======== INPUT ========

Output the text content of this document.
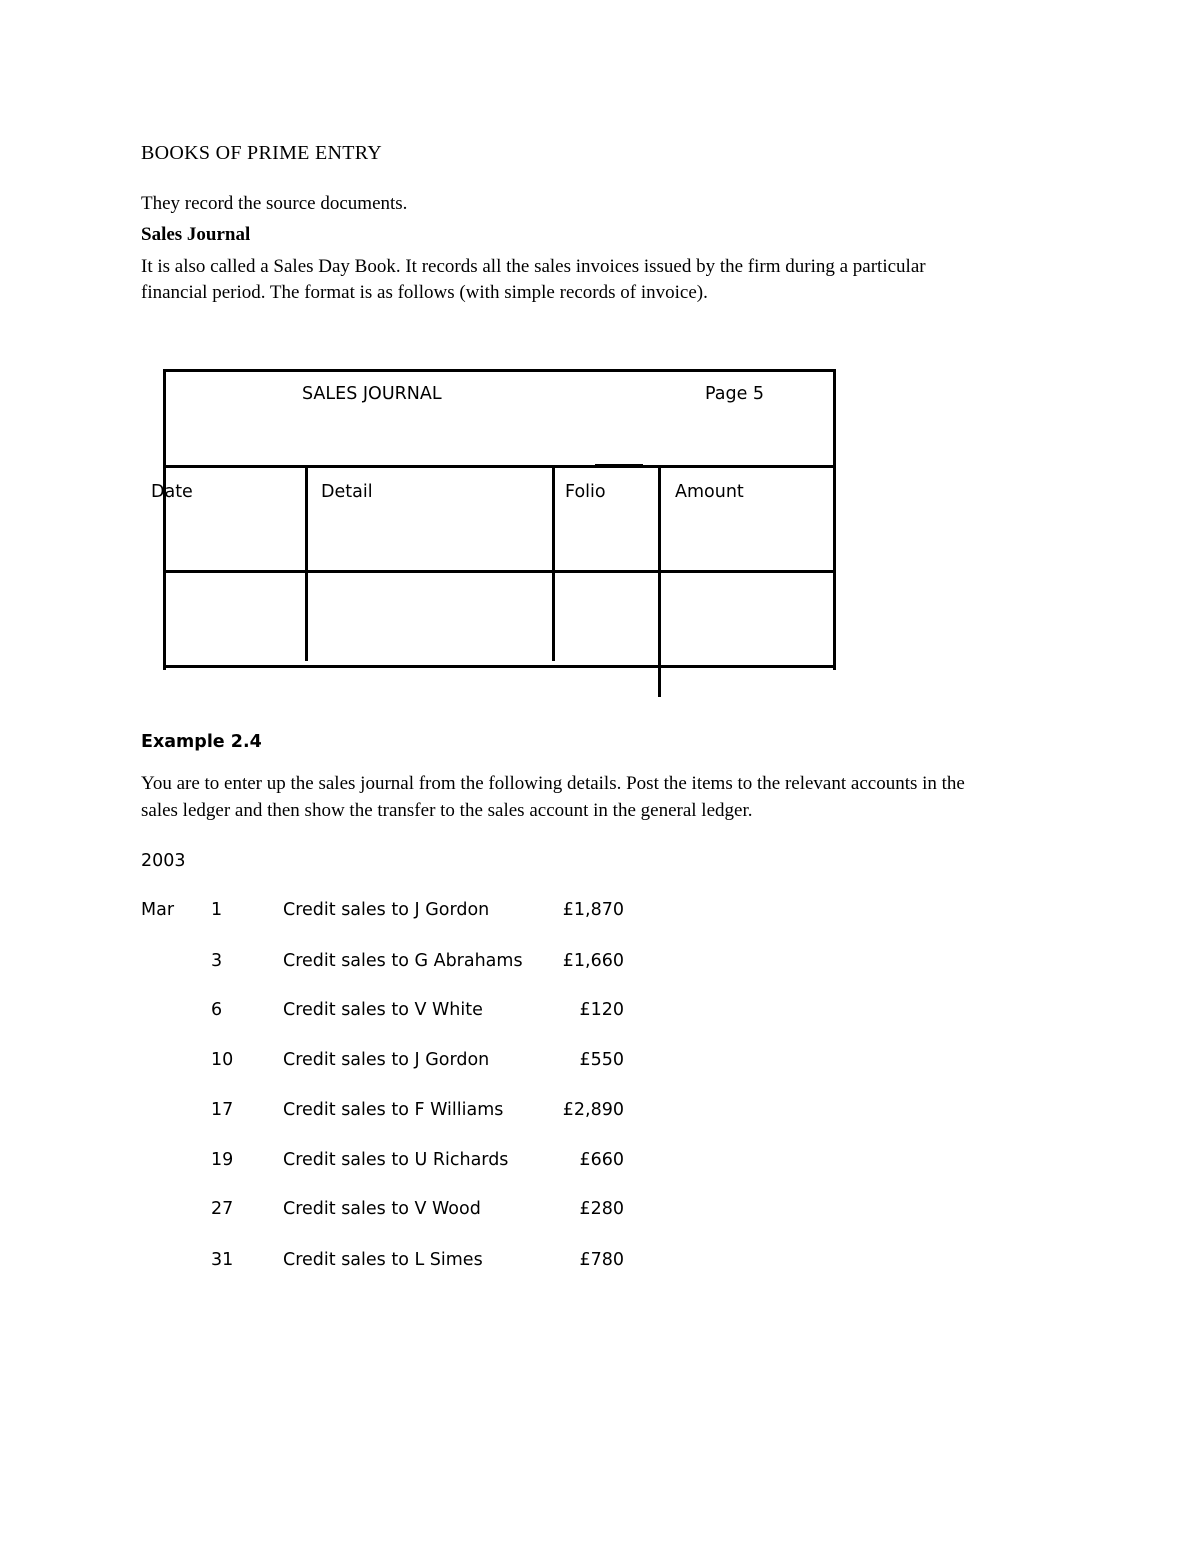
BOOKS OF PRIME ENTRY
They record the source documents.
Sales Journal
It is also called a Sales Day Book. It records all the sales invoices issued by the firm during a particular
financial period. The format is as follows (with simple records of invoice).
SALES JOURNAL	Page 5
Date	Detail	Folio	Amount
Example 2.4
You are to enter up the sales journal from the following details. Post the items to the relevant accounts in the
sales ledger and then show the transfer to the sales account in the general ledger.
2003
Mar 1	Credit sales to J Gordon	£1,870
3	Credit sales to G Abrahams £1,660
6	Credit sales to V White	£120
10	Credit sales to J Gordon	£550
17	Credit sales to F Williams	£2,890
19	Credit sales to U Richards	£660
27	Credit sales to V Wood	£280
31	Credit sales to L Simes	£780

========
======== INPUT ========

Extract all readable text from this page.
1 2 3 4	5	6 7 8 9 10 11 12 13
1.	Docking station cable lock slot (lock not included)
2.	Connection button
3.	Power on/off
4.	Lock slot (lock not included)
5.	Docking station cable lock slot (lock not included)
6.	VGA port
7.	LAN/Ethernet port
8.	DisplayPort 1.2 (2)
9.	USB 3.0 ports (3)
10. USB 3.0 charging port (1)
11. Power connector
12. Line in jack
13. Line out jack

========
======== INPUT ========

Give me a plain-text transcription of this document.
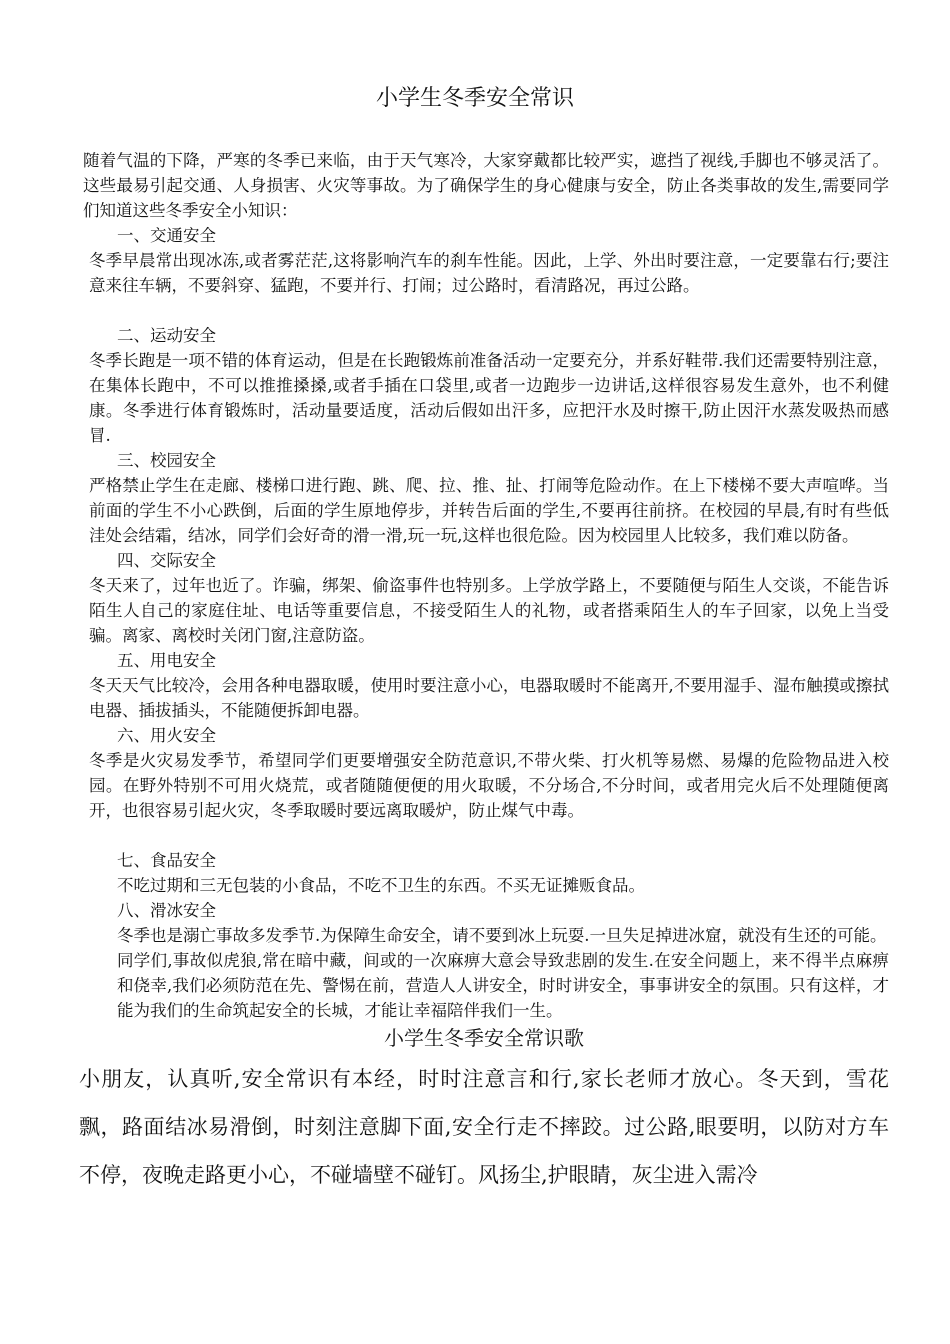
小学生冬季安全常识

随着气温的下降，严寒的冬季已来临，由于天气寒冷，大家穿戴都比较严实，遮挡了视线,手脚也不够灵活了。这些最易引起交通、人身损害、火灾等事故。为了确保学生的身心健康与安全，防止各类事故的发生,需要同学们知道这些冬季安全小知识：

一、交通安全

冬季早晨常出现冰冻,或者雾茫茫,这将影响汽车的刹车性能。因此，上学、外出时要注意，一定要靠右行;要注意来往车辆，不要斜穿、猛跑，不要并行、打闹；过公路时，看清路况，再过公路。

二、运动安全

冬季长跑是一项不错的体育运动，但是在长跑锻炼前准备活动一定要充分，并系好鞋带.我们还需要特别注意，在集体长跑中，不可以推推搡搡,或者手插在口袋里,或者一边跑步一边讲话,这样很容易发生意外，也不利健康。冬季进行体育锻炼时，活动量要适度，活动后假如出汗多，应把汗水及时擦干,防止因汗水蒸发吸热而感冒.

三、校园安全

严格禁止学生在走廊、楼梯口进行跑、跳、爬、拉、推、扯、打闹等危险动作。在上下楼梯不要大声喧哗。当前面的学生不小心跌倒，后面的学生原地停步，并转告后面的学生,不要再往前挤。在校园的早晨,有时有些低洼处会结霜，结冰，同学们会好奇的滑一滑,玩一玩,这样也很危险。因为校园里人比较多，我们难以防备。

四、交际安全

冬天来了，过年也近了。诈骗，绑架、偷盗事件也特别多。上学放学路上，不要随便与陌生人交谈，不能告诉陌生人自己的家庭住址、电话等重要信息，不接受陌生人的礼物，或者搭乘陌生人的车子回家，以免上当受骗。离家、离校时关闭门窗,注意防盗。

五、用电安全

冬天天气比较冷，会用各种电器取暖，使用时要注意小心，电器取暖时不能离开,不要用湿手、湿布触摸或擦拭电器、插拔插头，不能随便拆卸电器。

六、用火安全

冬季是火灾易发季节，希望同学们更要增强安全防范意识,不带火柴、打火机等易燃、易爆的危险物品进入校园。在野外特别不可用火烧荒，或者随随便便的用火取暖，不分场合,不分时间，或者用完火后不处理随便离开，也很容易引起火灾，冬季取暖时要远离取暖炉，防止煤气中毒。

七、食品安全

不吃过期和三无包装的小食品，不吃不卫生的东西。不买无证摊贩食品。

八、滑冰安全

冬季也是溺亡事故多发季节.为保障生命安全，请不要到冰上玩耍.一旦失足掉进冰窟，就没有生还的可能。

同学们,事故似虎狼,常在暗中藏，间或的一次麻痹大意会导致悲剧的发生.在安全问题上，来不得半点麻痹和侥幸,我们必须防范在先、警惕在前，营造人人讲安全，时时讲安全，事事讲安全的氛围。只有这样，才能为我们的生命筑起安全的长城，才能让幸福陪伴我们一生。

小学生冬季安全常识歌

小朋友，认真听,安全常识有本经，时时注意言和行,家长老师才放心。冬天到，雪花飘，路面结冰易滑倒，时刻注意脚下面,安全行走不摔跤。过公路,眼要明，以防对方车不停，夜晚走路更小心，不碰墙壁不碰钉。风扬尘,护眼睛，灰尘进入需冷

========

**TASK DIRECTIONS**
Tally the lines of the records holding the word "Docking", then give only the resulting number.

**SOLUTION TO THE PROBLEM**
2